§ **Objective**
Find every line of the listing below where "true" appears, and copy it.

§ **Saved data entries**
## start
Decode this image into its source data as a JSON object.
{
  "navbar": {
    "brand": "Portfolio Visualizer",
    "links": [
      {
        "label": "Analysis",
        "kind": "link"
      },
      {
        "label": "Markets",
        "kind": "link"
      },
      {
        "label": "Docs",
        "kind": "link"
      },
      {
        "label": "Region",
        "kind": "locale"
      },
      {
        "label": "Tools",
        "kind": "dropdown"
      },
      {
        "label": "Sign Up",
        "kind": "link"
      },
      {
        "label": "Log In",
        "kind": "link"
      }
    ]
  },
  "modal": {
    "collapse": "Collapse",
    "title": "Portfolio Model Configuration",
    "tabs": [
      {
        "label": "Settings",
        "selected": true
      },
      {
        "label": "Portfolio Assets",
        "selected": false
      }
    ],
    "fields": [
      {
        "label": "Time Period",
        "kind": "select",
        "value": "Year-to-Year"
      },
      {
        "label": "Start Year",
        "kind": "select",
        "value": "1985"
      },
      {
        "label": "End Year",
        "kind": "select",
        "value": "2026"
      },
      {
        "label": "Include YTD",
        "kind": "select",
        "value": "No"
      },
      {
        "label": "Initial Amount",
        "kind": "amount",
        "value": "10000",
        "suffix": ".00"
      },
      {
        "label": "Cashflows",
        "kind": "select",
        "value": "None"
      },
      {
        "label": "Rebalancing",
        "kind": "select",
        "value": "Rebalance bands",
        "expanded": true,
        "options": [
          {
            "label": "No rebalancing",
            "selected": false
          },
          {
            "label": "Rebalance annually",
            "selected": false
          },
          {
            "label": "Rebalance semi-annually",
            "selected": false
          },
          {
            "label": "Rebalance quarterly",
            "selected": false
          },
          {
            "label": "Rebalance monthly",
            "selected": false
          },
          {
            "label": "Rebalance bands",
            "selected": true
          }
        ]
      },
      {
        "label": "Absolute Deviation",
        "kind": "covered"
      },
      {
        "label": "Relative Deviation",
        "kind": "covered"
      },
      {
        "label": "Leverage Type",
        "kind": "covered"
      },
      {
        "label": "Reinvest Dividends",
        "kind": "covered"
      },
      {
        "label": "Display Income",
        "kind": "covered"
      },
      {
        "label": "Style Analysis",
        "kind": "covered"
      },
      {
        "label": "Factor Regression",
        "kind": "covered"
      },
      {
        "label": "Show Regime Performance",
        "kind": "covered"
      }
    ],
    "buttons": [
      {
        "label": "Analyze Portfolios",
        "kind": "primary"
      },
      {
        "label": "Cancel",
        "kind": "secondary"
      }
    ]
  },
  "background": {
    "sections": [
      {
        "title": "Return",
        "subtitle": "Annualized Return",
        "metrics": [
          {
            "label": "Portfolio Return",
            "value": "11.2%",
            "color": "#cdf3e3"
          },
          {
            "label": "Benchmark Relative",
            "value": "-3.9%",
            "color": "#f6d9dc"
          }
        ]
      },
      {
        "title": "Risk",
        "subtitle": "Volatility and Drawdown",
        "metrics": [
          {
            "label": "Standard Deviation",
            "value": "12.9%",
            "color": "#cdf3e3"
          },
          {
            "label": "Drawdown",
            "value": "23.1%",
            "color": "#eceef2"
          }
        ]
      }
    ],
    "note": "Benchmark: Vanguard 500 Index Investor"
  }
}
## end
§ **Response for this exercise**
        "selected": true
        "expanded": true,
            "selected": true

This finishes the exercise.